Dataset rows –
——

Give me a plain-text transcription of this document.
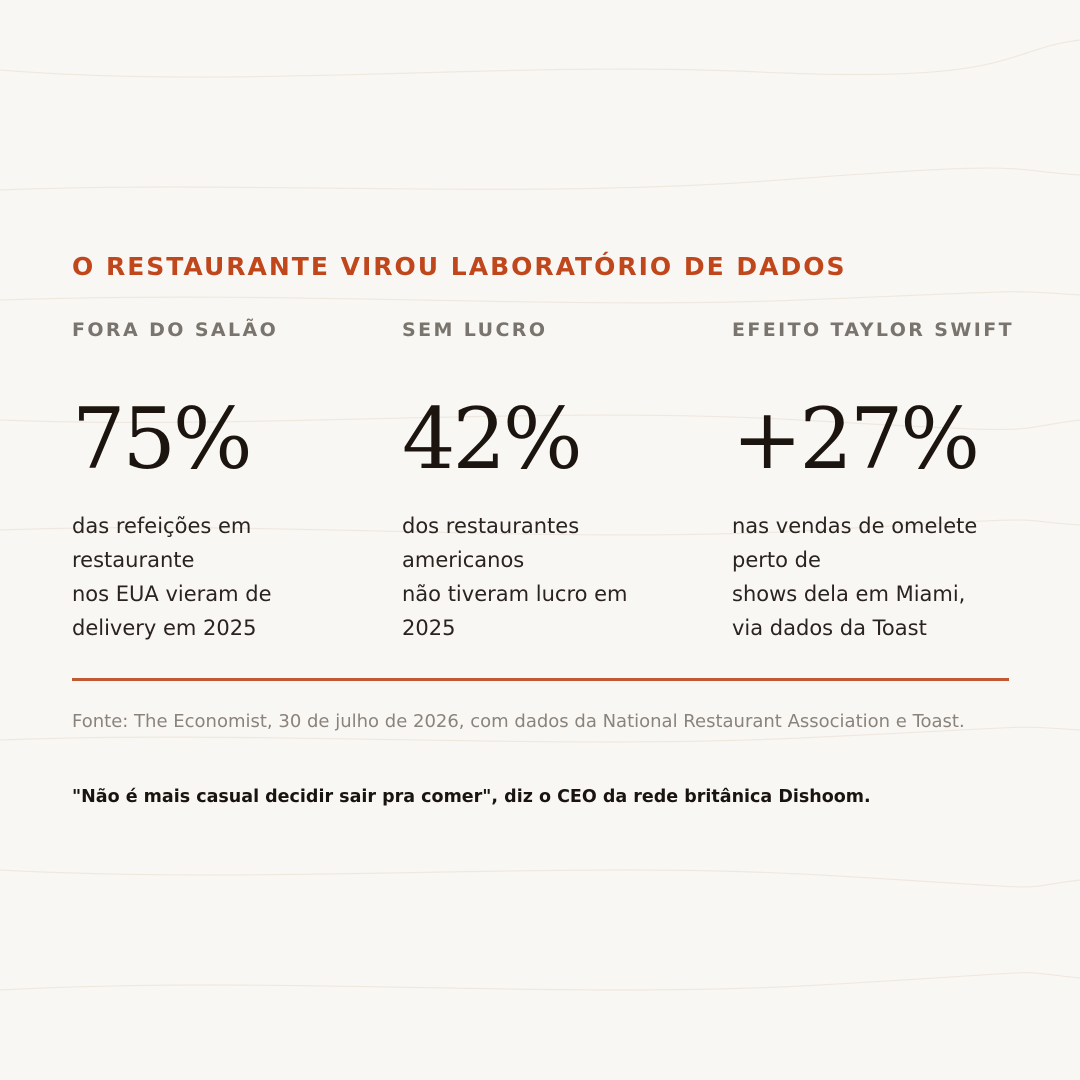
O RESTAURANTE VIROU LABORATÓRIO DE DADOS
FORA DO SALÃO
75%
das refeições em
restaurante
nos EUA vieram de
delivery em 2025
SEM LUCRO
42%
dos restaurantes
americanos
não tiveram lucro em
2025
EFEITO TAYLOR SWIFT
+27%
nas vendas de omelete
perto de
shows dela em Miami,
via dados da Toast
Fonte: The Economist, 30 de julho de 2026, com dados da National Restaurant Association e Toast.
"Não é mais casual decidir sair pra comer", diz o CEO da rede britânica Dishoom.
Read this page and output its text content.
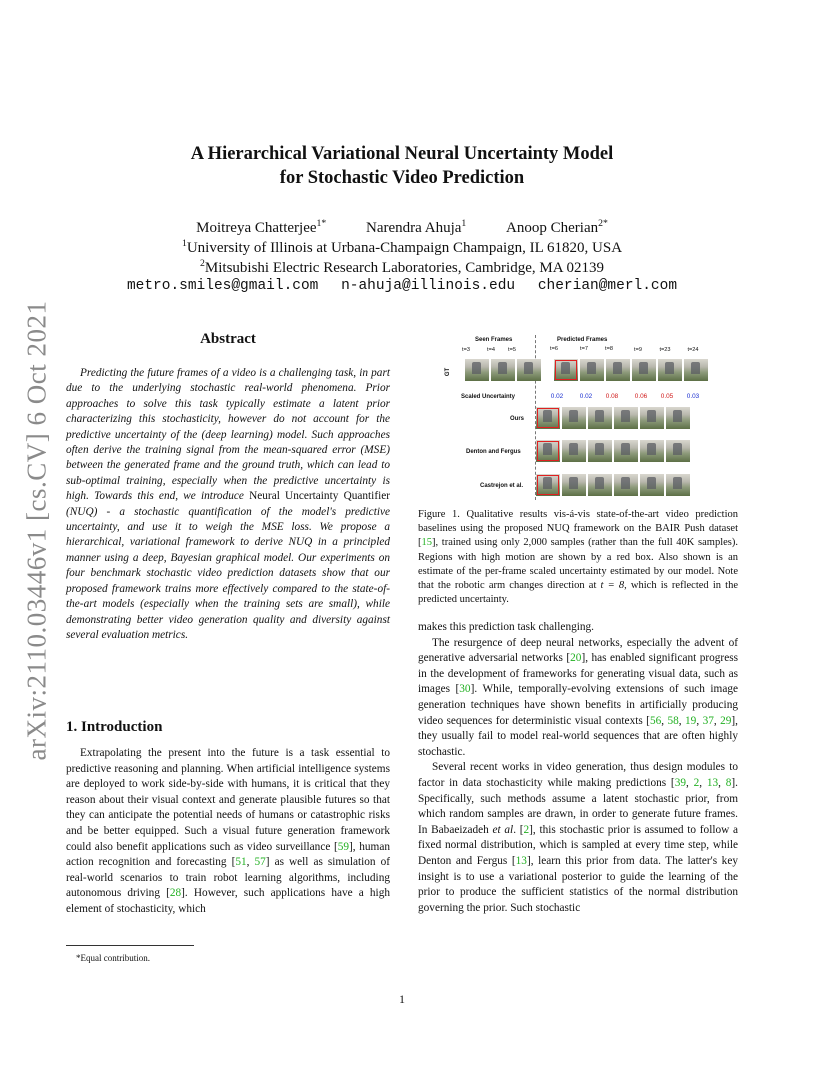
arXiv:2110.03446v1 [cs.CV] 6 Oct 2021
A Hierarchical Variational Neural Uncertainty Model
for Stochastic Video Prediction
Moitreya Chatterjee$^{1*}$	Narendra Ahuja$^1$	Anoop Cherian$^{2*}$
$^1$University of Illinois at Urbana-Champaign Champaign, IL 61820, USA
$^2$Mitsubishi Electric Research Laboratories, Cambridge, MA 02139
metro.smiles@gmail.com n-ahuja@illinois.edu cherian@merl.com
Abstract
Predicting the future frames of a video is a challenging task, in part due to the underlying stochastic real-world phenomena. Prior approaches to solve this task typically estimate a latent prior characterizing this stochasticity, however do not account for the predictive uncertainty of the (deep learning) model. Such approaches often derive the training signal from the mean-squared error (MSE) between the generated frame and the ground truth, which can lead to sub-optimal training, especially when the predictive uncertainty is high. Towards this end, we introduce Neural Uncertainty Quantifier (NUQ) - a stochastic quantification of the model's predictive uncertainty, and use it to weigh the MSE loss. We propose a hierarchical, variational framework to derive NUQ in a principled manner using a deep, Bayesian graphical model. Our experiments on four benchmark stochastic video prediction datasets show that our proposed framework trains more effectively compared to the state-of-the-art models (especially when the training sets are small), while demonstrating better video generation quality and diversity against several evaluation metrics.
1. Introduction
Extrapolating the present into the future is a task essential to predictive reasoning and planning. When artificial intelligence systems are deployed to work side-by-side with humans, it is critical that they reason about their visual context and generate plausible futures so that they can anticipate the potential needs of humans or catastrophic risks and be better equipped. Such a visual future generation framework could also benefit applications such as video surveillance [59], human action recognition and forecasting [51, 57] as well as simulation of real-world scenarios to train robot learning algorithms, including autonomous driving [28]. However, such applications have a high element of stochasticity, which
*Equal contribution.
Seen Frames	Predicted Frames
t=3	t=4	t=5	t=6	t=7	t=8	t=9	t=23	t=24
GT
Scaled Uncertainty	0.02	0.02	0.08	0.06	0.05	0.03
Ours
Denton and Fergus
Castrejon et al.
Figure 1. Qualitative results vis-á-vis state-of-the-art video prediction baselines using the proposed NUQ framework on the BAIR Push dataset [15], trained using only 2,000 samples (rather than the full 40K samples). Regions with high motion are shown by a red box. Also shown is an estimate of the per-frame scaled uncertainty estimated by our model. Note that the robotic arm changes direction at t = 8, which is reflected in the predicted uncertainty.

makes this prediction task challenging.

The resurgence of deep neural networks, especially the advent of generative adversarial networks [20], has enabled significant progress in the development of frameworks for generating visual data, such as images [30]. While, temporally-evolving extensions of such image generation techniques have shown benefits in artificially producing video sequences for deterministic visual contexts [56, 58, 19, 37, 29], they usually fail to model real-world sequences that are often highly stochastic.

Several recent works in video generation, thus design modules to factor in data stochasticity while making predictions [39, 2, 13, 8]. Specifically, such methods assume a latent stochastic prior, from which random samples are drawn, in order to generate future frames. In Babaeizadeh et al. [2], this stochastic prior is assumed to follow a fixed normal distribution, which is sampled at every time step, while Denton and Fergus [13], learn this prior from data. The latter's key insight is to use a variational posterior to guide the learning of the prior to produce the sufficient statistics of the normal distribution governing the prior. Such stochastic

1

——

All of the data needs repeating exactly, but the pictures do not.

Expected answer –
Give me a plain-text transcription of this document.
O RESTAURANTE VIROU LABORATÓRIO DE DADOS
FORA DO SALÃO
75%
das refeições em
restaurante
nos EUA vieram de
delivery em 2025
SEM LUCRO
42%
dos restaurantes
americanos
não tiveram lucro em
2025
EFEITO TAYLOR SWIFT
+27%
nas vendas de omelete
perto de
shows dela em Miami,
via dados da Toast
Fonte: The Economist, 30 de julho de 2026, com dados da National Restaurant Association e Toast.
"Não é mais casual decidir sair pra comer", diz o CEO da rede britânica Dishoom.
Read this page and output its text content.
arXiv:2110.03446v1 [cs.CV] 6 Oct 2021
A Hierarchical Variational Neural Uncertainty Model
for Stochastic Video Prediction
Moitreya Chatterjee$^{1*}$	Narendra Ahuja$^1$	Anoop Cherian$^{2*}$
$^1$University of Illinois at Urbana-Champaign Champaign, IL 61820, USA
$^2$Mitsubishi Electric Research Laboratories, Cambridge, MA 02139
metro.smiles@gmail.com n-ahuja@illinois.edu cherian@merl.com
Abstract
Predicting the future frames of a video is a challenging task, in part due to the underlying stochastic real-world phenomena. Prior approaches to solve this task typically estimate a latent prior characterizing this stochasticity, however do not account for the predictive uncertainty of the (deep learning) model. Such approaches often derive the training signal from the mean-squared error (MSE) between the generated frame and the ground truth, which can lead to sub-optimal training, especially when the predictive uncertainty is high. Towards this end, we introduce Neural Uncertainty Quantifier (NUQ) - a stochastic quantification of the model's predictive uncertainty, and use it to weigh the MSE loss. We propose a hierarchical, variational framework to derive NUQ in a principled manner using a deep, Bayesian graphical model. Our experiments on four benchmark stochastic video prediction datasets show that our proposed framework trains more effectively compared to the state-of-the-art models (especially when the training sets are small), while demonstrating better video generation quality and diversity against several evaluation metrics.
1. Introduction
Extrapolating the present into the future is a task essential to predictive reasoning and planning. When artificial intelligence systems are deployed to work side-by-side with humans, it is critical that they reason about their visual context and generate plausible futures so that they can anticipate the potential needs of humans or catastrophic risks and be better equipped. Such a visual future generation framework could also benefit applications such as video surveillance [59], human action recognition and forecasting [51, 57] as well as simulation of real-world scenarios to train robot learning algorithms, including autonomous driving [28]. However, such applications have a high element of stochasticity, which
*Equal contribution.
Seen Frames	Predicted Frames
t=3	t=4	t=5	t=6	t=7	t=8	t=9	t=23	t=24
GT
Scaled Uncertainty	0.02	0.02	0.08	0.06	0.05	0.03
Ours
Denton and Fergus
Castrejon et al.
Figure 1. Qualitative results vis-á-vis state-of-the-art video prediction baselines using the proposed NUQ framework on the BAIR Push dataset [15], trained using only 2,000 samples (rather than the full 40K samples). Regions with high motion are shown by a red box. Also shown is an estimate of the per-frame scaled uncertainty estimated by our model. Note that the robotic arm changes direction at t = 8, which is reflected in the predicted uncertainty.

makes this prediction task challenging.

The resurgence of deep neural networks, especially the advent of generative adversarial networks [20], has enabled significant progress in the development of frameworks for generating visual data, such as images [30]. While, temporally-evolving extensions of such image generation techniques have shown benefits in artificially producing video sequences for deterministic visual contexts [56, 58, 19, 37, 29], they usually fail to model real-world sequences that are often highly stochastic.

Several recent works in video generation, thus design modules to factor in data stochasticity while making predictions [39, 2, 13, 8]. Specifically, such methods assume a latent stochastic prior, from which random samples are drawn, in order to generate future frames. In Babaeizadeh et al. [2], this stochastic prior is assumed to follow a fixed normal distribution, which is sampled at every time step, while Denton and Fergus [13], learn this prior from data. The latter's key insight is to use a variational posterior to guide the learning of the prior to produce the sufficient statistics of the normal distribution governing the prior. Such stochastic

1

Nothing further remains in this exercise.